■ **Your goal**: Produce an exact copy of all the data below, dropping every image.

>> BEGIN Data excerpts

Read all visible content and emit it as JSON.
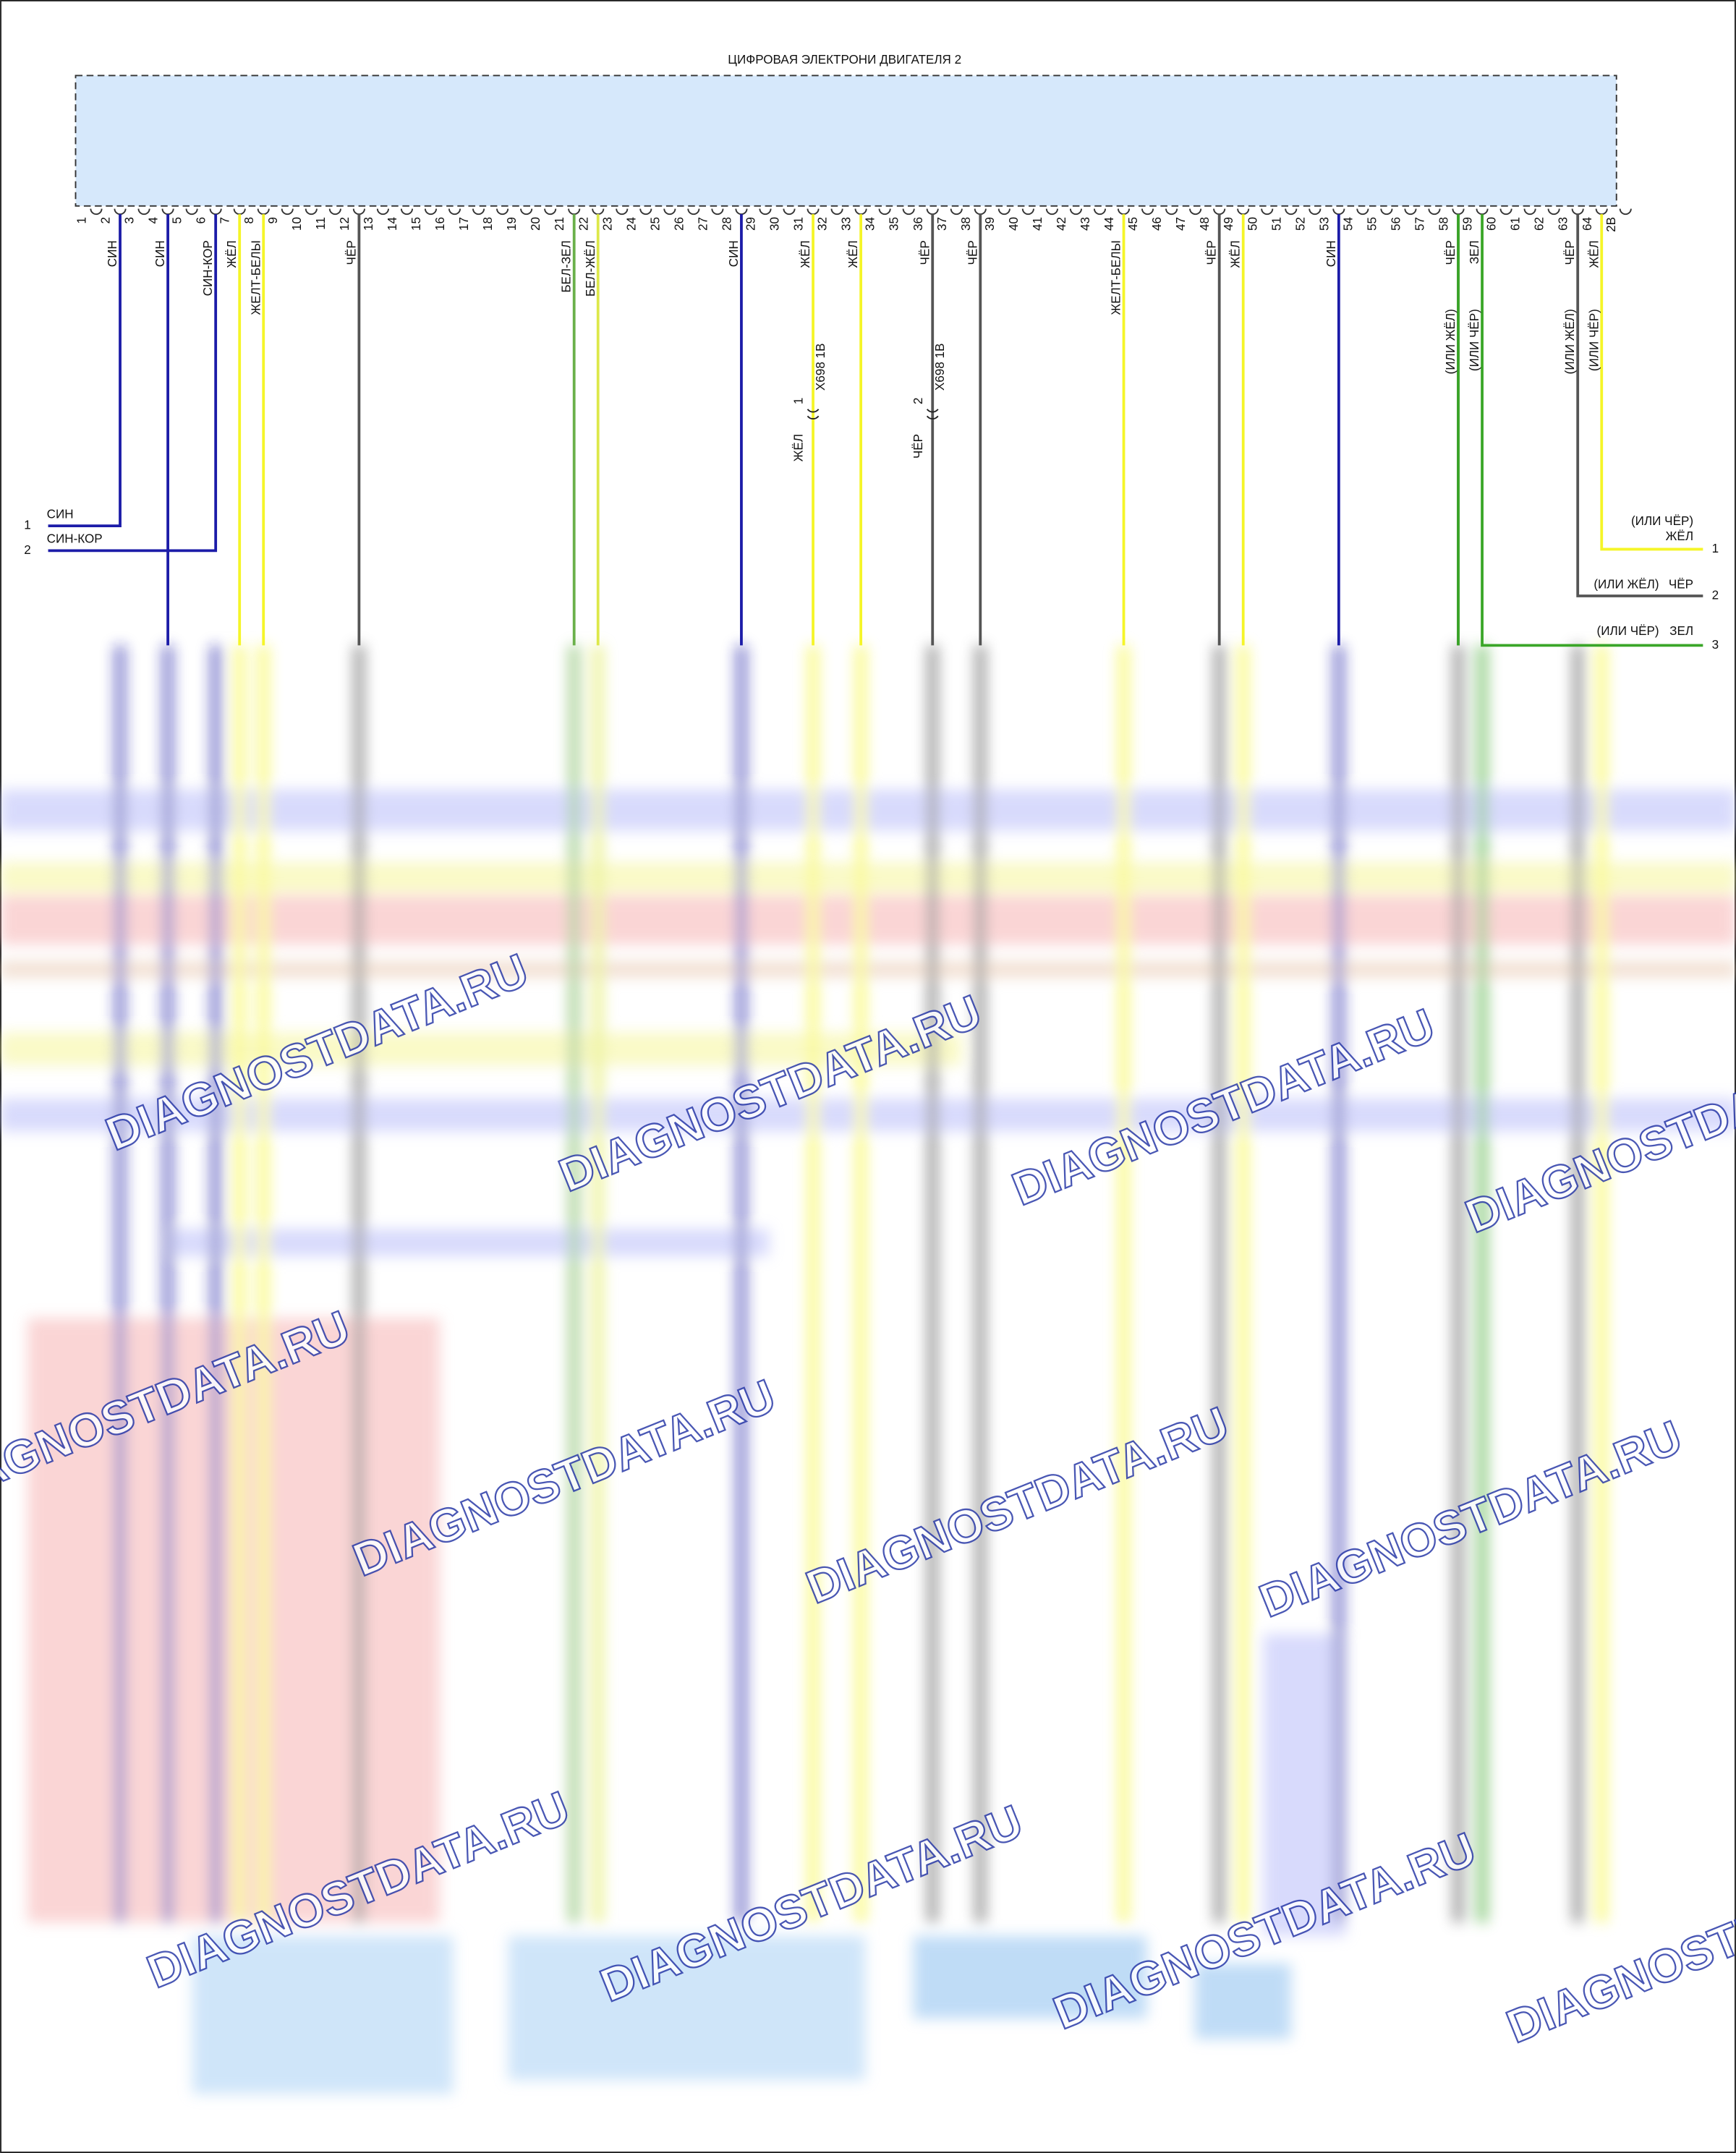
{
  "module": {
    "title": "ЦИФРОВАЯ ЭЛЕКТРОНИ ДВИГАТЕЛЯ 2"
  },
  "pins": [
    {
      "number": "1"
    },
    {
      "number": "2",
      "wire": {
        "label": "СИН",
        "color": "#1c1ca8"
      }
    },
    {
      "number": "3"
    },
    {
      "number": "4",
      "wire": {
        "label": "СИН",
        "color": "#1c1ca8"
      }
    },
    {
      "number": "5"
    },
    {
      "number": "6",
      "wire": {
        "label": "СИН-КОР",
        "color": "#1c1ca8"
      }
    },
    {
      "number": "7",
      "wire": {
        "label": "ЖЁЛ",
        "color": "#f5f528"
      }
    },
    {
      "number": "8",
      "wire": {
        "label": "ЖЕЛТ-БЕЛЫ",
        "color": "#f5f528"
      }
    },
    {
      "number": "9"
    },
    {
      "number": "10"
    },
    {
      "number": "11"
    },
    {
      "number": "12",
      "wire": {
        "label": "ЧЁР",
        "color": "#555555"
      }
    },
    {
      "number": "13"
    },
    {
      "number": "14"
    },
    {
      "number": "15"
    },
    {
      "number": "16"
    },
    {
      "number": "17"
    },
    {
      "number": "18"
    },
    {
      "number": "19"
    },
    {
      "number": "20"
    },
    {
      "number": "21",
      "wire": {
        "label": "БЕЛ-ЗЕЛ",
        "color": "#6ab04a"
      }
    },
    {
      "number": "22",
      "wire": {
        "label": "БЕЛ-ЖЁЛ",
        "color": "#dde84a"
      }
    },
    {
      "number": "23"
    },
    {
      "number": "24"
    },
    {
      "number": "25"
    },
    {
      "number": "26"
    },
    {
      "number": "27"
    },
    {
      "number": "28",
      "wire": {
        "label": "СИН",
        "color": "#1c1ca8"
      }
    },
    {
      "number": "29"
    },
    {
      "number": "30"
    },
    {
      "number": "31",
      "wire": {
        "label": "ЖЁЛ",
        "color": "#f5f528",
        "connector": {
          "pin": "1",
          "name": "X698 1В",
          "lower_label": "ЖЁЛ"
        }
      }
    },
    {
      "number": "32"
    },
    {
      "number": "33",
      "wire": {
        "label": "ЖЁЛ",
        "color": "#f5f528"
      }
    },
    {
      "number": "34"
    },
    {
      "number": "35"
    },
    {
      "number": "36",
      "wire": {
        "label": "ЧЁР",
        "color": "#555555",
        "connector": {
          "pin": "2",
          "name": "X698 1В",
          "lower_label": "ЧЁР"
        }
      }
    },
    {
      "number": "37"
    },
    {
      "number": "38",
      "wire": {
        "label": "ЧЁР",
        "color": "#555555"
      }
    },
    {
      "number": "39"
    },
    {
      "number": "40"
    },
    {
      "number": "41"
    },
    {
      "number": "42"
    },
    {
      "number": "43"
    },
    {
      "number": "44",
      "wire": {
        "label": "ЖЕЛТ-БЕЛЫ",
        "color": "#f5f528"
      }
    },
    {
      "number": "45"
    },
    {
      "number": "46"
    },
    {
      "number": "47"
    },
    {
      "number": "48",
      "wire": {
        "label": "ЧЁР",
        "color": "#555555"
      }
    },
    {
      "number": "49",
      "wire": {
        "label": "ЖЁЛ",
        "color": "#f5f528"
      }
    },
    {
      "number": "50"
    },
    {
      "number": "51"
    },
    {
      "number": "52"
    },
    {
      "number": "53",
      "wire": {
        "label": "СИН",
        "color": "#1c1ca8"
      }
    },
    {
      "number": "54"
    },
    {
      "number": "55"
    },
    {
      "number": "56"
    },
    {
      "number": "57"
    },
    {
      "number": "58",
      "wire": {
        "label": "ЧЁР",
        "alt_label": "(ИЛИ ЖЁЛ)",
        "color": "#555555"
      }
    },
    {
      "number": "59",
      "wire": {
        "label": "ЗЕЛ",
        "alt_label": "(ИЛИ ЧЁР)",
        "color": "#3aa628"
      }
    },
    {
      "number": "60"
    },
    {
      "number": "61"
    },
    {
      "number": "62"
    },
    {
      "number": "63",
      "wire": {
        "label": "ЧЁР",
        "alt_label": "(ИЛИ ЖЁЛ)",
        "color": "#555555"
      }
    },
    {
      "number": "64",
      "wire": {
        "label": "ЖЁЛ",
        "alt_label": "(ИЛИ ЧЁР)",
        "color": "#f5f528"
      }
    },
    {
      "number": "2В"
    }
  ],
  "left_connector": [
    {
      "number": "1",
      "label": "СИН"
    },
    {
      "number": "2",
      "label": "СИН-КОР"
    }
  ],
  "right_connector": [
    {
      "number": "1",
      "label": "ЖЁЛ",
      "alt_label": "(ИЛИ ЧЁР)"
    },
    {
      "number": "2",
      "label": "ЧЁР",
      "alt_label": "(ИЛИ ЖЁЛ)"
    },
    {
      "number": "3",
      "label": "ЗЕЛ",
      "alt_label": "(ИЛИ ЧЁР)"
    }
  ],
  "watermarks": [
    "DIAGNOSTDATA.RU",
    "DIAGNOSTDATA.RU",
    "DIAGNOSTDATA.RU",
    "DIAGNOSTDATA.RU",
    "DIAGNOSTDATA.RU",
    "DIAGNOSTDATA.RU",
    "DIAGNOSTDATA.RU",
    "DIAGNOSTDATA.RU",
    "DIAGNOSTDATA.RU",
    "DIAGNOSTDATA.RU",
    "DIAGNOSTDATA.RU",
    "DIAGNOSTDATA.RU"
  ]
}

>> END Data excerpts

■ **Result of this exercise**:
Read all visible content and emit it as JSON.
{
  "module": {
    "title": "ЦИФРОВАЯ ЭЛЕКТРОНИ ДВИГАТЕЛЯ 2"
  },
  "pins": [
    {
      "number": "1"
    },
    {
      "number": "2",
      "wire": {
        "label": "СИН",
        "color": "#1c1ca8"
      }
    },
    {
      "number": "3"
    },
    {
      "number": "4",
      "wire": {
        "label": "СИН",
        "color": "#1c1ca8"
      }
    },
    {
      "number": "5"
    },
    {
      "number": "6",
      "wire": {
        "label": "СИН-КОР",
        "color": "#1c1ca8"
      }
    },
    {
      "number": "7",
      "wire": {
        "label": "ЖЁЛ",
        "color": "#f5f528"
      }
    },
    {
      "number": "8",
      "wire": {
        "label": "ЖЕЛТ-БЕЛЫ",
        "color": "#f5f528"
      }
    },
    {
      "number": "9"
    },
    {
      "number": "10"
    },
    {
      "number": "11"
    },
    {
      "number": "12",
      "wire": {
        "label": "ЧЁР",
        "color": "#555555"
      }
    },
    {
      "number": "13"
    },
    {
      "number": "14"
    },
    {
      "number": "15"
    },
    {
      "number": "16"
    },
    {
      "number": "17"
    },
    {
      "number": "18"
    },
    {
      "number": "19"
    },
    {
      "number": "20"
    },
    {
      "number": "21",
      "wire": {
        "label": "БЕЛ-ЗЕЛ",
        "color": "#6ab04a"
      }
    },
    {
      "number": "22",
      "wire": {
        "label": "БЕЛ-ЖЁЛ",
        "color": "#dde84a"
      }
    },
    {
      "number": "23"
    },
    {
      "number": "24"
    },
    {
      "number": "25"
    },
    {
      "number": "26"
    },
    {
      "number": "27"
    },
    {
      "number": "28",
      "wire": {
        "label": "СИН",
        "color": "#1c1ca8"
      }
    },
    {
      "number": "29"
    },
    {
      "number": "30"
    },
    {
      "number": "31",
      "wire": {
        "label": "ЖЁЛ",
        "color": "#f5f528",
        "connector": {
          "pin": "1",
          "name": "X698 1В",
          "lower_label": "ЖЁЛ"
        }
      }
    },
    {
      "number": "32"
    },
    {
      "number": "33",
      "wire": {
        "label": "ЖЁЛ",
        "color": "#f5f528"
      }
    },
    {
      "number": "34"
    },
    {
      "number": "35"
    },
    {
      "number": "36",
      "wire": {
        "label": "ЧЁР",
        "color": "#555555",
        "connector": {
          "pin": "2",
          "name": "X698 1В",
          "lower_label": "ЧЁР"
        }
      }
    },
    {
      "number": "37"
    },
    {
      "number": "38",
      "wire": {
        "label": "ЧЁР",
        "color": "#555555"
      }
    },
    {
      "number": "39"
    },
    {
      "number": "40"
    },
    {
      "number": "41"
    },
    {
      "number": "42"
    },
    {
      "number": "43"
    },
    {
      "number": "44",
      "wire": {
        "label": "ЖЕЛТ-БЕЛЫ",
        "color": "#f5f528"
      }
    },
    {
      "number": "45"
    },
    {
      "number": "46"
    },
    {
      "number": "47"
    },
    {
      "number": "48",
      "wire": {
        "label": "ЧЁР",
        "color": "#555555"
      }
    },
    {
      "number": "49",
      "wire": {
        "label": "ЖЁЛ",
        "color": "#f5f528"
      }
    },
    {
      "number": "50"
    },
    {
      "number": "51"
    },
    {
      "number": "52"
    },
    {
      "number": "53",
      "wire": {
        "label": "СИН",
        "color": "#1c1ca8"
      }
    },
    {
      "number": "54"
    },
    {
      "number": "55"
    },
    {
      "number": "56"
    },
    {
      "number": "57"
    },
    {
      "number": "58",
      "wire": {
        "label": "ЧЁР",
        "alt_label": "(ИЛИ ЖЁЛ)",
        "color": "#555555"
      }
    },
    {
      "number": "59",
      "wire": {
        "label": "ЗЕЛ",
        "alt_label": "(ИЛИ ЧЁР)",
        "color": "#3aa628"
      }
    },
    {
      "number": "60"
    },
    {
      "number": "61"
    },
    {
      "number": "62"
    },
    {
      "number": "63",
      "wire": {
        "label": "ЧЁР",
        "alt_label": "(ИЛИ ЖЁЛ)",
        "color": "#555555"
      }
    },
    {
      "number": "64",
      "wire": {
        "label": "ЖЁЛ",
        "alt_label": "(ИЛИ ЧЁР)",
        "color": "#f5f528"
      }
    },
    {
      "number": "2В"
    }
  ],
  "left_connector": [
    {
      "number": "1",
      "label": "СИН"
    },
    {
      "number": "2",
      "label": "СИН-КОР"
    }
  ],
  "right_connector": [
    {
      "number": "1",
      "label": "ЖЁЛ",
      "alt_label": "(ИЛИ ЧЁР)"
    },
    {
      "number": "2",
      "label": "ЧЁР",
      "alt_label": "(ИЛИ ЖЁЛ)"
    },
    {
      "number": "3",
      "label": "ЗЕЛ",
      "alt_label": "(ИЛИ ЧЁР)"
    }
  ],
  "watermarks": [
    "DIAGNOSTDATA.RU",
    "DIAGNOSTDATA.RU",
    "DIAGNOSTDATA.RU",
    "DIAGNOSTDATA.RU",
    "DIAGNOSTDATA.RU",
    "DIAGNOSTDATA.RU",
    "DIAGNOSTDATA.RU",
    "DIAGNOSTDATA.RU",
    "DIAGNOSTDATA.RU",
    "DIAGNOSTDATA.RU",
    "DIAGNOSTDATA.RU",
    "DIAGNOSTDATA.RU"
  ]
}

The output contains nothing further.